## TASK PROMPT
Copy each of the items below line for line, leaving out the pictures.

## SUPPLIED MATERIAL
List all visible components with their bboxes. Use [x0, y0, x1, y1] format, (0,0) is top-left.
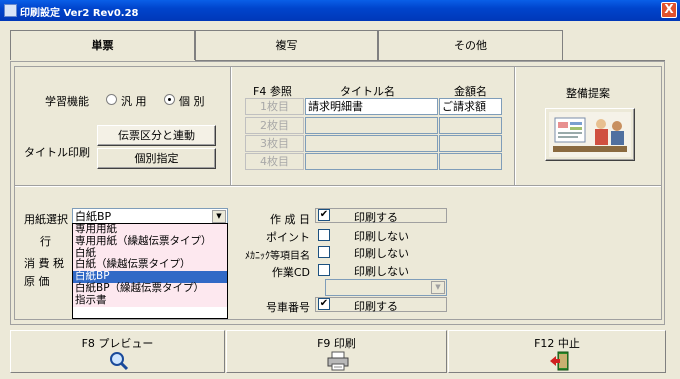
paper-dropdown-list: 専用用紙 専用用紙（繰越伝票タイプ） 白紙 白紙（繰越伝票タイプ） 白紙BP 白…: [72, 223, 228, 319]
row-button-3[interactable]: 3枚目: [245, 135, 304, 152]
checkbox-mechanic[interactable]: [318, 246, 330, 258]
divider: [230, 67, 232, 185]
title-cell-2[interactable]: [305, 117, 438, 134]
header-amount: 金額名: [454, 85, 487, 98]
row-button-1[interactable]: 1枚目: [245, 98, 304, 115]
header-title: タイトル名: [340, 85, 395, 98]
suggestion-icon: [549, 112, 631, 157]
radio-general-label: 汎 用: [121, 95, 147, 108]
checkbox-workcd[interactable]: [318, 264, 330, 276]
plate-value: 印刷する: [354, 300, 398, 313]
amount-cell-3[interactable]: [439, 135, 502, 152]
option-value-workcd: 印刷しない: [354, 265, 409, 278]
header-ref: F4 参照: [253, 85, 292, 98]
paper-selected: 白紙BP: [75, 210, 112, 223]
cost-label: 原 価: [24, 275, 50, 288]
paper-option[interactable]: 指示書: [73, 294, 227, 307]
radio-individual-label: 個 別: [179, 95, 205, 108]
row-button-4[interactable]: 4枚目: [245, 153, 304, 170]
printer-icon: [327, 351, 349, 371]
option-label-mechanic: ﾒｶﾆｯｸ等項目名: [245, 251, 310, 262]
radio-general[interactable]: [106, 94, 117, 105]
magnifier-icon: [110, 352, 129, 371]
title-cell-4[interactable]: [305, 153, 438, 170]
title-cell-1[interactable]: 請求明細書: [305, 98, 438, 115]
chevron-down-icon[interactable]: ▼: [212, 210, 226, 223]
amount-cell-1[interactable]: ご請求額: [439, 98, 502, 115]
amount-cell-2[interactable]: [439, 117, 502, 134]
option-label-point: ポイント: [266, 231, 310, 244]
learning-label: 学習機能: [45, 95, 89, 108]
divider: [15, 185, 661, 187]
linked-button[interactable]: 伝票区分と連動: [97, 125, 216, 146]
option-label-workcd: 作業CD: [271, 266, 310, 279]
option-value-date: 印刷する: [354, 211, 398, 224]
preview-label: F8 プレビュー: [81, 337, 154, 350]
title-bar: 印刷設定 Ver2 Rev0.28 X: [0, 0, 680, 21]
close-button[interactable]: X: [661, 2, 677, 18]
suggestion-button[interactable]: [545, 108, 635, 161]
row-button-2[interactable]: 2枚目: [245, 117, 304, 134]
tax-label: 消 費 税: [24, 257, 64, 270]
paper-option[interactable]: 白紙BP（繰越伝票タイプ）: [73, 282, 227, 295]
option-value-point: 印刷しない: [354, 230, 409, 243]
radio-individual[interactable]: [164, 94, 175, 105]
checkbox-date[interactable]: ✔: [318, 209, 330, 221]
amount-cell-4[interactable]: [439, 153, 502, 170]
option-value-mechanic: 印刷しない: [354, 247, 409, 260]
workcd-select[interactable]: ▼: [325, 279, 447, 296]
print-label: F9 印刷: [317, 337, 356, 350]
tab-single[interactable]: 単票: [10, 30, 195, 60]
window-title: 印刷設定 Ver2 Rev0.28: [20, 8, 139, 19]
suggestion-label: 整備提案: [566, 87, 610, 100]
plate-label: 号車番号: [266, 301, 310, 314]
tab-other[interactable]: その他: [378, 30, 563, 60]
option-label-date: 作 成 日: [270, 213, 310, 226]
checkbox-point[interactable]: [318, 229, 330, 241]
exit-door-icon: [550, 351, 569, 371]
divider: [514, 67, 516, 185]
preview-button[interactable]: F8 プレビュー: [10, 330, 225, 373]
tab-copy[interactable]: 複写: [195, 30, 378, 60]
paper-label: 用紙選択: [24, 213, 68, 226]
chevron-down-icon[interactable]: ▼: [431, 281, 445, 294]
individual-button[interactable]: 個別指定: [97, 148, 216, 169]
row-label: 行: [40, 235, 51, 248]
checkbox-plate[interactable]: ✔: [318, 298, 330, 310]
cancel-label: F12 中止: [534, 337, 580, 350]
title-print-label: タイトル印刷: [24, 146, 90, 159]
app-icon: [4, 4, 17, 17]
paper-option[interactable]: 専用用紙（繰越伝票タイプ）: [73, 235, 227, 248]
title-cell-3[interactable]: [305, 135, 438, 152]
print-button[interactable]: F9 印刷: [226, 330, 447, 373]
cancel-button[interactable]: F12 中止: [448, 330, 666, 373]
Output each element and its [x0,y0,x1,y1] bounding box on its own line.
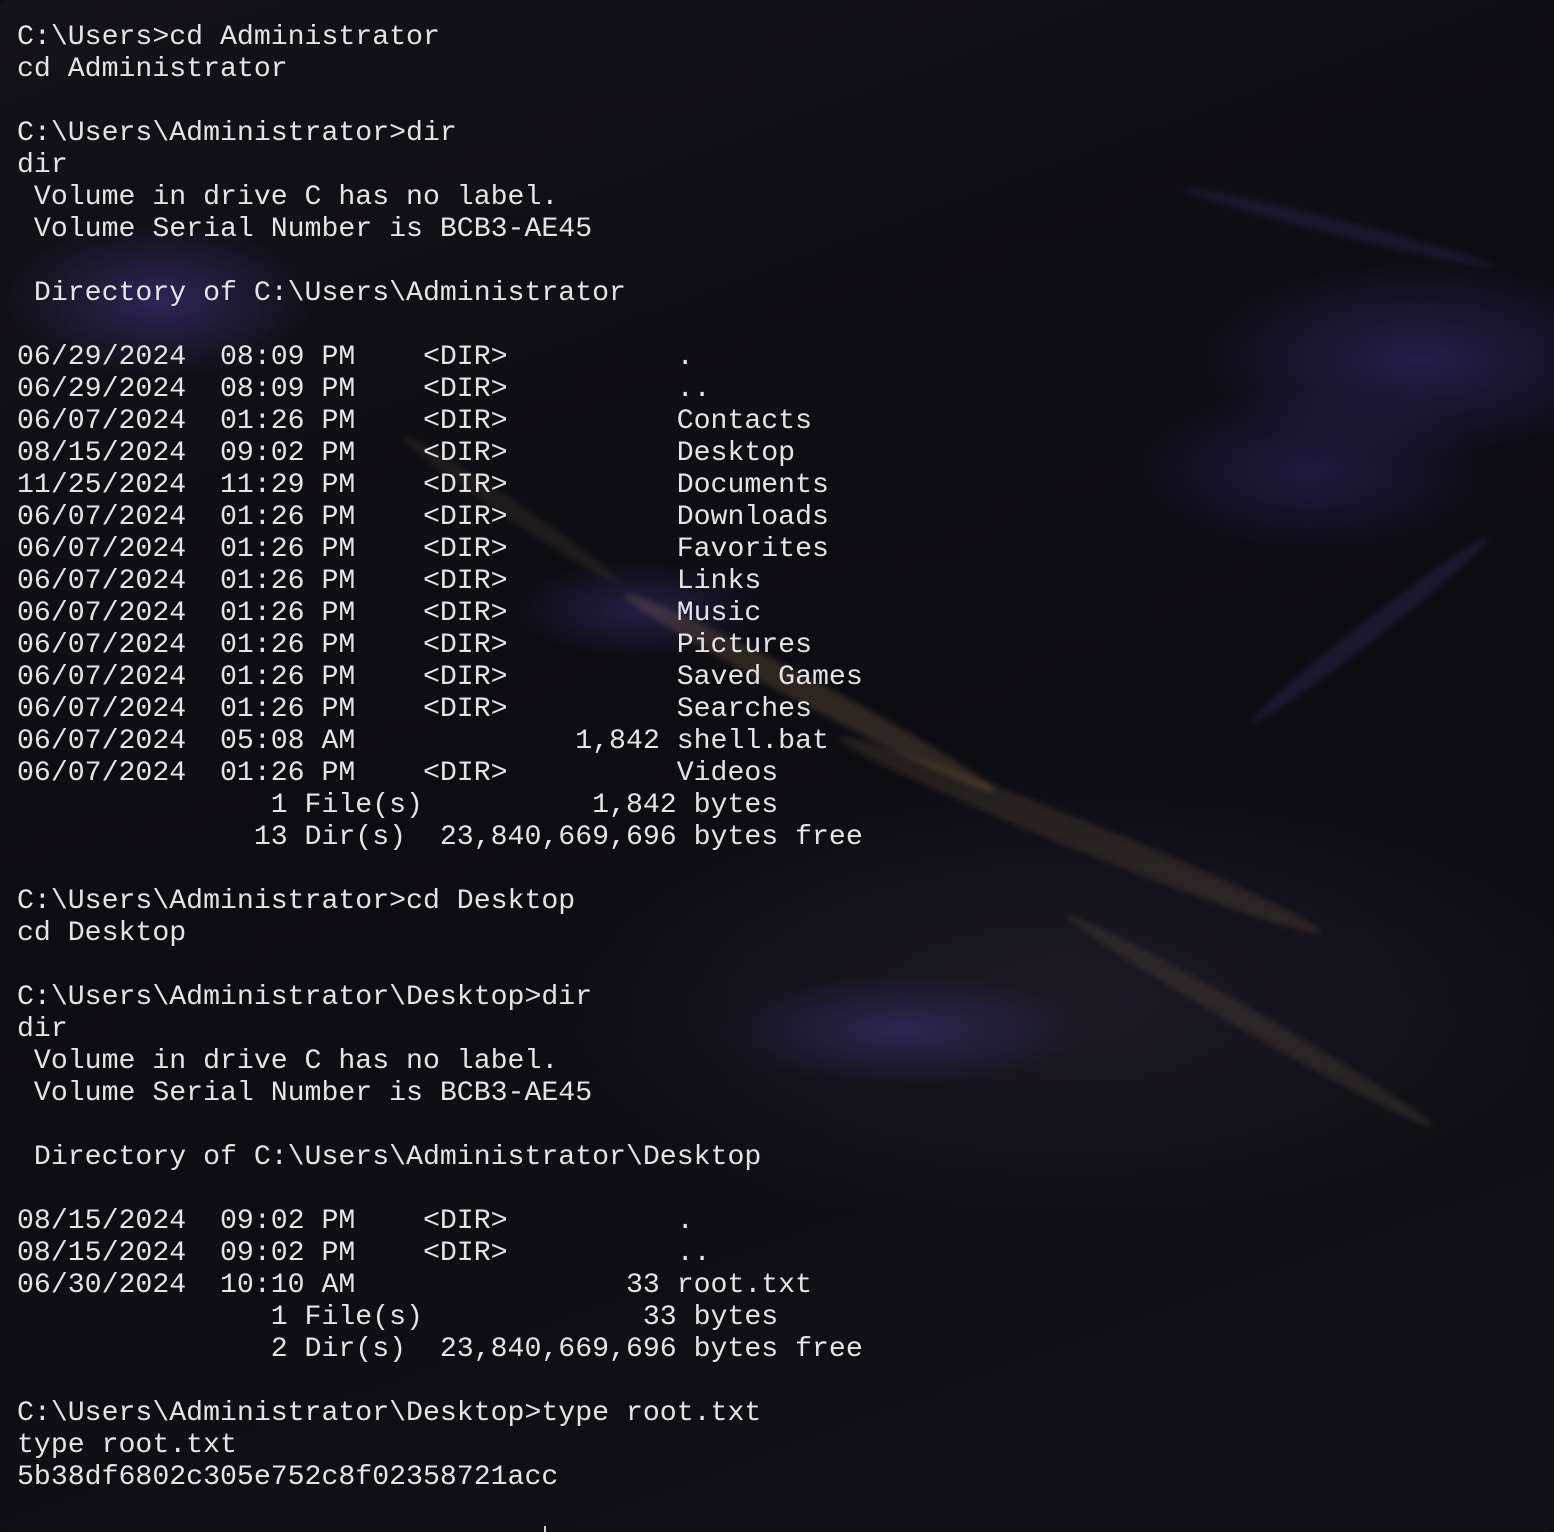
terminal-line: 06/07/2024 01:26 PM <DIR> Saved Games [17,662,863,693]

## RESPONSE TO THIS EXERCISE
List all visible components with their bboxes. Use [x0, y0, x1, y1] format, (0,0) is top-left.
paper-dropdown-list: 専用用紙 専用用紙（繰越伝票タイプ） 白紙 白紙（繰越伝票タイプ） 白紙BP 白…: [72, 223, 228, 319]
row-button-3[interactable]: 3枚目: [245, 135, 304, 152]
checkbox-mechanic[interactable]: [318, 246, 330, 258]
divider: [230, 67, 232, 185]
title-cell-2[interactable]: [305, 117, 438, 134]
header-amount: 金額名: [454, 85, 487, 98]
row-button-1[interactable]: 1枚目: [245, 98, 304, 115]
header-title: タイトル名: [340, 85, 395, 98]
suggestion-icon: [549, 112, 631, 157]
radio-general-label: 汎 用: [121, 95, 147, 108]
checkbox-workcd[interactable]: [318, 264, 330, 276]
plate-value: 印刷する: [354, 300, 398, 313]
amount-cell-3[interactable]: [439, 135, 502, 152]
option-value-workcd: 印刷しない: [354, 265, 409, 278]
header-ref: F4 参照: [253, 85, 292, 98]
paper-selected: 白紙BP: [75, 210, 112, 223]
cost-label: 原 価: [24, 275, 50, 288]
paper-option[interactable]: 指示書: [73, 294, 227, 307]
radio-individual-label: 個 別: [179, 95, 205, 108]
row-button-4[interactable]: 4枚目: [245, 153, 304, 170]
printer-icon: [327, 351, 349, 371]
option-label-mechanic: ﾒｶﾆｯｸ等項目名: [245, 251, 310, 262]
radio-general[interactable]: [106, 94, 117, 105]
magnifier-icon: [110, 352, 129, 371]
title-cell-4[interactable]: [305, 153, 438, 170]
title-cell-1[interactable]: 請求明細書: [305, 98, 438, 115]
chevron-down-icon[interactable]: ▼: [212, 210, 226, 223]
amount-cell-1[interactable]: ご請求額: [439, 98, 502, 115]
amount-cell-2[interactable]: [439, 117, 502, 134]
option-label-point: ポイント: [266, 231, 310, 244]
learning-label: 学習機能: [45, 95, 89, 108]
divider: [15, 185, 661, 187]
linked-button[interactable]: 伝票区分と連動: [97, 125, 216, 146]
option-label-workcd: 作業CD: [271, 266, 310, 279]
option-value-date: 印刷する: [354, 211, 398, 224]
preview-label: F8 プレビュー: [81, 337, 154, 350]
title-bar: 印刷設定 Ver2 Rev0.28 X: [0, 0, 680, 21]
close-button[interactable]: X: [661, 2, 677, 18]
suggestion-button[interactable]: [545, 108, 635, 161]
row-button-2[interactable]: 2枚目: [245, 117, 304, 134]
tax-label: 消 費 税: [24, 257, 64, 270]
paper-option[interactable]: 白紙BP（繰越伝票タイプ）: [73, 282, 227, 295]
option-value-point: 印刷しない: [354, 230, 409, 243]
radio-individual[interactable]: [164, 94, 175, 105]
checkbox-date[interactable]: ✔: [318, 209, 330, 221]
amount-cell-4[interactable]: [439, 153, 502, 170]
option-value-mechanic: 印刷しない: [354, 247, 409, 260]
workcd-select[interactable]: ▼: [325, 279, 447, 296]
print-label: F9 印刷: [317, 337, 356, 350]
tab-single[interactable]: 単票: [10, 30, 195, 60]
window-title: 印刷設定 Ver2 Rev0.28: [20, 8, 139, 19]
suggestion-label: 整備提案: [566, 87, 610, 100]
plate-label: 号車番号: [266, 301, 310, 314]
tab-other[interactable]: その他: [378, 30, 563, 60]
option-label-date: 作 成 日: [270, 213, 310, 226]
checkbox-point[interactable]: [318, 229, 330, 241]
exit-door-icon: [550, 351, 569, 371]
divider: [514, 67, 516, 185]
preview-button[interactable]: F8 プレビュー: [10, 330, 225, 373]
tab-copy[interactable]: 複写: [195, 30, 378, 60]
paper-label: 用紙選択: [24, 213, 68, 226]
chevron-down-icon[interactable]: ▼: [431, 281, 445, 294]
individual-button[interactable]: 個別指定: [97, 148, 216, 169]
row-label: 行: [40, 235, 51, 248]
checkbox-plate[interactable]: ✔: [318, 298, 330, 310]
cancel-label: F12 中止: [534, 337, 580, 350]
title-print-label: タイトル印刷: [24, 146, 90, 159]
app-icon: [4, 4, 17, 17]
paper-option[interactable]: 専用用紙（繰越伝票タイプ）: [73, 235, 227, 248]
title-cell-3[interactable]: [305, 135, 438, 152]
print-button[interactable]: F9 印刷: [226, 330, 447, 373]
cancel-button[interactable]: F12 中止: [448, 330, 666, 373]
Output each element and its [x0,y0,x1,y1] bounding box on its own line.
terminal-line: 06/07/2024 01:26 PM <DIR> Saved Games [17,662,863,693]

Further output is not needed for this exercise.